Requirement:
Go through the material below, count the lines with the word "grid", and reply with the count alone.

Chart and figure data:
::::::::
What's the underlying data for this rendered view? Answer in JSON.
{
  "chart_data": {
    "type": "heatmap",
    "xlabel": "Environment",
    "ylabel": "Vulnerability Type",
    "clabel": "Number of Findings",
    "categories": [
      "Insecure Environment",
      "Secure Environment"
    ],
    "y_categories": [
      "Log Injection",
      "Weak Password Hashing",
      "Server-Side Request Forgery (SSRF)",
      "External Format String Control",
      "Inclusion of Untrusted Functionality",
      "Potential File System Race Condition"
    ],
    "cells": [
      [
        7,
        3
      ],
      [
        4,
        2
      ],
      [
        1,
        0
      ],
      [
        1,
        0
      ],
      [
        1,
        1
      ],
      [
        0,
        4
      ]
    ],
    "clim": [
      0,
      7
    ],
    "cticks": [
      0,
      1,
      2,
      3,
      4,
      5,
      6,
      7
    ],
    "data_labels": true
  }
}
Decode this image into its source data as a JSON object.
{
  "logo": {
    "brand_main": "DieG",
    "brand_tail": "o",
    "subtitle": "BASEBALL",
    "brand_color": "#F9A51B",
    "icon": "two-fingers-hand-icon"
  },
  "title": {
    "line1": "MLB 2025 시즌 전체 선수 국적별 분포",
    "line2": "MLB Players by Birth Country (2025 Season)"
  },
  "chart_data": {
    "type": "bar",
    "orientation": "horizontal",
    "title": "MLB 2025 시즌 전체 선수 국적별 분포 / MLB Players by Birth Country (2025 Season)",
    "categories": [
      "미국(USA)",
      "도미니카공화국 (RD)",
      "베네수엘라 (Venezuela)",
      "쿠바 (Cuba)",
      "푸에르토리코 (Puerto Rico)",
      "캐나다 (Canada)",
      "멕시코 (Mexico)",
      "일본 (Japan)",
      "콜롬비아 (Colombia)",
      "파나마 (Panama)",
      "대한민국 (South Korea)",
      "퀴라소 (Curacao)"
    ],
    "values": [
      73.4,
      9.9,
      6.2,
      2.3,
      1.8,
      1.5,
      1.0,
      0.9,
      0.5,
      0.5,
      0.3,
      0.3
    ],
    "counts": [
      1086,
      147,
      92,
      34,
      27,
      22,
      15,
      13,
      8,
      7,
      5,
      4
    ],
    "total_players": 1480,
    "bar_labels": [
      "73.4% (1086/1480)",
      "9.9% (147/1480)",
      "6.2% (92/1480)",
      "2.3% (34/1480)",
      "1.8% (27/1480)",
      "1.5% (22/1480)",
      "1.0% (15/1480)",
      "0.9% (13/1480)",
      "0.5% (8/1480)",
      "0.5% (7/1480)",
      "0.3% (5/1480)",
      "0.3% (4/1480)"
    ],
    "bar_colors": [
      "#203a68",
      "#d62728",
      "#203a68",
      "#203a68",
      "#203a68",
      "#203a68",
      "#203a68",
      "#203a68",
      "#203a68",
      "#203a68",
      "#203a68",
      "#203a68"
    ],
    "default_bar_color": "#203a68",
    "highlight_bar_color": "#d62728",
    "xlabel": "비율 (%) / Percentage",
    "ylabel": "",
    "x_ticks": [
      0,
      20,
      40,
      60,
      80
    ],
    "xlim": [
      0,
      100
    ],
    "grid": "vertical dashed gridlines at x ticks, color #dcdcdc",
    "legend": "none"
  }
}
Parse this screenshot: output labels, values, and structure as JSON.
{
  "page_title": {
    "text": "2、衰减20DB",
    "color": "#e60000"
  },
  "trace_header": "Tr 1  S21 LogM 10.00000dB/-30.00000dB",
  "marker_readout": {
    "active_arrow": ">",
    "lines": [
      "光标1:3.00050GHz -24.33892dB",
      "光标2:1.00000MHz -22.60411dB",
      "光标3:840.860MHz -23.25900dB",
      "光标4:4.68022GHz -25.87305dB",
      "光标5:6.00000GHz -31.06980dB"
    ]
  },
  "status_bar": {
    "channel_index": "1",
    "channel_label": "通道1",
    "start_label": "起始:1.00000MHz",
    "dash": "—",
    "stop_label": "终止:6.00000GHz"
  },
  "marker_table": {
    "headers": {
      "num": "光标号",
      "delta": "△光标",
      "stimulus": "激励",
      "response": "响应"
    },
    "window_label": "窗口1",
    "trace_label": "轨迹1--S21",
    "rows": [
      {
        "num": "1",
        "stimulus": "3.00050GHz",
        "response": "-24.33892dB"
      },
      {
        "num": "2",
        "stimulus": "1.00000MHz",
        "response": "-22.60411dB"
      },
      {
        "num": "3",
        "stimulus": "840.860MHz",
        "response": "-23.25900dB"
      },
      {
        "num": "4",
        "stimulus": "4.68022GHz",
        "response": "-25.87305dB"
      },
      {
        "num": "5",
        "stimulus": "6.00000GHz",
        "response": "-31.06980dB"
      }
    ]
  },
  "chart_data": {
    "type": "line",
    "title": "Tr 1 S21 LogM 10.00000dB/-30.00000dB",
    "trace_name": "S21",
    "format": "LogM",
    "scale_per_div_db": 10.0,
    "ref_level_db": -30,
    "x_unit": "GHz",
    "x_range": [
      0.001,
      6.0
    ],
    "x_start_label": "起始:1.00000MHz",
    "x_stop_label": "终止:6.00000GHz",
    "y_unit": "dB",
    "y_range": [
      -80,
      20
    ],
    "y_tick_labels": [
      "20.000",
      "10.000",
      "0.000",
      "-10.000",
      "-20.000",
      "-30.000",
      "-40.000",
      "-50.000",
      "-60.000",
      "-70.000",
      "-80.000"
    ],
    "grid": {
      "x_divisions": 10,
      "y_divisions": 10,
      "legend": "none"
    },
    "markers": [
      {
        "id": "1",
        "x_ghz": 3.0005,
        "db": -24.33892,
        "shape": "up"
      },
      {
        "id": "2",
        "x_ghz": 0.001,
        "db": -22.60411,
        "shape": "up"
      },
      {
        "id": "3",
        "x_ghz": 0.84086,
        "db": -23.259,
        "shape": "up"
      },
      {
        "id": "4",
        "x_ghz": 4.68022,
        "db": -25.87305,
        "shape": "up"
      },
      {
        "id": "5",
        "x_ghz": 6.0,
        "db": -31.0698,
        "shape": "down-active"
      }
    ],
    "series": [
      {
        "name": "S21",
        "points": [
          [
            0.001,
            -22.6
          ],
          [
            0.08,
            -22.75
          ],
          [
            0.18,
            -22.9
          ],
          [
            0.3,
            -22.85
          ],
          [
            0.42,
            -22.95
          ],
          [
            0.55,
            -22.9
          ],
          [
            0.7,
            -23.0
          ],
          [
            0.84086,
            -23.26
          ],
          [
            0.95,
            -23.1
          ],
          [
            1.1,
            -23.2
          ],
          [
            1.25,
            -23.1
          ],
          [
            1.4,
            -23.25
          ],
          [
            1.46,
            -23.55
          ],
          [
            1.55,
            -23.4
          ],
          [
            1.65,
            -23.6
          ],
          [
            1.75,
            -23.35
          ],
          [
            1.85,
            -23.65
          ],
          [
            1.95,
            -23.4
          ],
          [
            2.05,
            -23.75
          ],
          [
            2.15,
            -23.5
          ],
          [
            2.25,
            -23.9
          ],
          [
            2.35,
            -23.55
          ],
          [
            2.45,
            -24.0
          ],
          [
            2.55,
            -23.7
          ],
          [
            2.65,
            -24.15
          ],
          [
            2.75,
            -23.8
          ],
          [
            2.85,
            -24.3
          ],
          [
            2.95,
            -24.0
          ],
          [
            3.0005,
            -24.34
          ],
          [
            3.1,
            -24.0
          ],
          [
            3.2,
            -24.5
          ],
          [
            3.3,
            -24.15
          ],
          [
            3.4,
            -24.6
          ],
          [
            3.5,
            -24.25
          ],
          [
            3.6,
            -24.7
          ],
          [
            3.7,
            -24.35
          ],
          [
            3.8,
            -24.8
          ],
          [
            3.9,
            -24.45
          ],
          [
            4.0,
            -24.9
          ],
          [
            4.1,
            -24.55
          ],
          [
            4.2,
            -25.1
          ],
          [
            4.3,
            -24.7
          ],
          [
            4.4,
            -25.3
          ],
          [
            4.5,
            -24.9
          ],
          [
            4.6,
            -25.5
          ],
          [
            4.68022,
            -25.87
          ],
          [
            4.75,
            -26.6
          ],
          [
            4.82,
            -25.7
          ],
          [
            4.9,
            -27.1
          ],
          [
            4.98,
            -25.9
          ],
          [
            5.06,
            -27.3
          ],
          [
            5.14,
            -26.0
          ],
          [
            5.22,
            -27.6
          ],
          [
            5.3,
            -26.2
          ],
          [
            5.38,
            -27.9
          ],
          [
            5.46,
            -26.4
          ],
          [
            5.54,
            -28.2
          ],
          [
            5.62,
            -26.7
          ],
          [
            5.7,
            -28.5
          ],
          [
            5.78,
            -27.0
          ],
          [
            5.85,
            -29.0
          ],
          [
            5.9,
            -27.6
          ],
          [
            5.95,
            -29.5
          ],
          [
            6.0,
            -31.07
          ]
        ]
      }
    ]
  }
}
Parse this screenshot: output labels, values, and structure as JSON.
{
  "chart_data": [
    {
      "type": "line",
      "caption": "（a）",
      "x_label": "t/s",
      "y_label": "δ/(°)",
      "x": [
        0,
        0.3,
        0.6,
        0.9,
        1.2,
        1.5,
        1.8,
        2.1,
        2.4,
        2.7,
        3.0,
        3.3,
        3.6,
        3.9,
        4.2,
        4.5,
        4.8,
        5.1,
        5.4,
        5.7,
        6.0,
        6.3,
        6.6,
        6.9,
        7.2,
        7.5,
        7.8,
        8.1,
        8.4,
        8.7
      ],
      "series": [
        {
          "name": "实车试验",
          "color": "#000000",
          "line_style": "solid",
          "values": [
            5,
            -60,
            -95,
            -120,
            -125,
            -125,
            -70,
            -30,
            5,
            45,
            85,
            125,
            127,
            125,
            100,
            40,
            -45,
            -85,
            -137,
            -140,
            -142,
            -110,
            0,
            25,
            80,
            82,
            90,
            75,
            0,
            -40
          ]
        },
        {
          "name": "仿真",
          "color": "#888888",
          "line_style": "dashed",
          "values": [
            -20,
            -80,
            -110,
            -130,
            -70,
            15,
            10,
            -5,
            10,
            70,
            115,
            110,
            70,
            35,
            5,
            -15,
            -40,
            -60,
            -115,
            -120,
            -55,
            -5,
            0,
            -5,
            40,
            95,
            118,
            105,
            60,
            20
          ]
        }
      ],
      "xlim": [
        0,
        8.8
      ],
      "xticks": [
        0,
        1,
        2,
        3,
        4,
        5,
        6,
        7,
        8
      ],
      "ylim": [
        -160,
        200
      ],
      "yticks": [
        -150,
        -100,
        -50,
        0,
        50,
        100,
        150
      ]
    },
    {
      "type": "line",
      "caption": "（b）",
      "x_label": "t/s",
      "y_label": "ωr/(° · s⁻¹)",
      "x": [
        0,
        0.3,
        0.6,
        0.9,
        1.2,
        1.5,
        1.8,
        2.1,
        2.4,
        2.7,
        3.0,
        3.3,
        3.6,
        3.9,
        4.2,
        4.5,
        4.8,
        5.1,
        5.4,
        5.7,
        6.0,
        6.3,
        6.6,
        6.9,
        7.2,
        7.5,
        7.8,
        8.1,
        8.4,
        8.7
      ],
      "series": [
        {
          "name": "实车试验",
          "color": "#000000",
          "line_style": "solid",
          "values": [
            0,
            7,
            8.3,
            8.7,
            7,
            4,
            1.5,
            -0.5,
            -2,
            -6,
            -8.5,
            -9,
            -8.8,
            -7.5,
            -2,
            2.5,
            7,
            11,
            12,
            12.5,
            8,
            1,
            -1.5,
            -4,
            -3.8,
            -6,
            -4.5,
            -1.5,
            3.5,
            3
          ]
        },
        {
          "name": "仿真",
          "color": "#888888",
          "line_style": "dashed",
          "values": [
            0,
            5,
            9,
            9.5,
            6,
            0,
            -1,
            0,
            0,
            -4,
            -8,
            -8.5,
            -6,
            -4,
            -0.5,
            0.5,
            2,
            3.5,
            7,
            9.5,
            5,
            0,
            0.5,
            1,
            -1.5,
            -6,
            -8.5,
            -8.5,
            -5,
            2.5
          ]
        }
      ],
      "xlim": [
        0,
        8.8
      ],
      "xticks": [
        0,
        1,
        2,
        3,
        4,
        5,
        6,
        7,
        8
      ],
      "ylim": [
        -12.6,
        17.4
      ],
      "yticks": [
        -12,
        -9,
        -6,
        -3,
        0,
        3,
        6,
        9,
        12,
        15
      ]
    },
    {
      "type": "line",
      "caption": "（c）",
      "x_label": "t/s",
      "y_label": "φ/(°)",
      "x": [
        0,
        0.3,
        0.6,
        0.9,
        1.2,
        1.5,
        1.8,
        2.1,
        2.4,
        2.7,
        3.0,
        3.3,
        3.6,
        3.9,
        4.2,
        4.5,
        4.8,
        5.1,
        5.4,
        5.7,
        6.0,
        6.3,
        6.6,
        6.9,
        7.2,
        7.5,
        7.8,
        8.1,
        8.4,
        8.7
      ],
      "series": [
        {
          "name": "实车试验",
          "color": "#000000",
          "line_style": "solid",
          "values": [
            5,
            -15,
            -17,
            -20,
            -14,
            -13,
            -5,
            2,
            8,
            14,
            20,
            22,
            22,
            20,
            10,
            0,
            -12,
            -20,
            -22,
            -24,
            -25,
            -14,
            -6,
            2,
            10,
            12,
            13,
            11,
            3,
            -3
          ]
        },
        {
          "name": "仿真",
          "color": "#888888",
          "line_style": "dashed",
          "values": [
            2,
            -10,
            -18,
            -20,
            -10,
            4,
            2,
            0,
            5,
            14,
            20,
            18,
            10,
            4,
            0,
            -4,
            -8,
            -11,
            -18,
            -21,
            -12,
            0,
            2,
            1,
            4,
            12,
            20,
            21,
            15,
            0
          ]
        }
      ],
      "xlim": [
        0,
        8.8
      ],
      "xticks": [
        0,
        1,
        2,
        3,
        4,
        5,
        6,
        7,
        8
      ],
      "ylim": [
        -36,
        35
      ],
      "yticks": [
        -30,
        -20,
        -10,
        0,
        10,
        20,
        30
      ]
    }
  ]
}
::::::::
Output below:
2